:: Data supplied

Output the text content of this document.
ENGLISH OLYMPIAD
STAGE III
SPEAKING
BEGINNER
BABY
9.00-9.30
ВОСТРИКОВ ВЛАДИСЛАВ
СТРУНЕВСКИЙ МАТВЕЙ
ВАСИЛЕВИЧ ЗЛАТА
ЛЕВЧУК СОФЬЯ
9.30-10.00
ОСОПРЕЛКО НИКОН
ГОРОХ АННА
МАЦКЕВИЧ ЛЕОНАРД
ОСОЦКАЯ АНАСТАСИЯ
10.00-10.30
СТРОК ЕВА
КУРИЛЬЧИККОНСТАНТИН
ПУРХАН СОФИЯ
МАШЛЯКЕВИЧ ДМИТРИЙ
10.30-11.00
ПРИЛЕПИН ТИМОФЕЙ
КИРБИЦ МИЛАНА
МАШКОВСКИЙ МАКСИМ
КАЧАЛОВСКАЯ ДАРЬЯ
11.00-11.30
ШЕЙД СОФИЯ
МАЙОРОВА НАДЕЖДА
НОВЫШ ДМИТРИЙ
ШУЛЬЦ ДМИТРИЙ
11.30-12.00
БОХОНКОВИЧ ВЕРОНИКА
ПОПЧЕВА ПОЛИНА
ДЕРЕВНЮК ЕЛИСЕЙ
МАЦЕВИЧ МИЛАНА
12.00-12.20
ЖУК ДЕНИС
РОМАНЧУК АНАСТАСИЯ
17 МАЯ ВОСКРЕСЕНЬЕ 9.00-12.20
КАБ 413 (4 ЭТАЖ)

::::

> Stated exercise: Identify each line containing the string "ДМИТРИЙ" and copy it out.

> Answer for the task:
МАШЛЯКЕВИЧ ДМИТРИЙ
НОВЫШ ДМИТРИЙ
ШУЛЬЦ ДМИТРИЙ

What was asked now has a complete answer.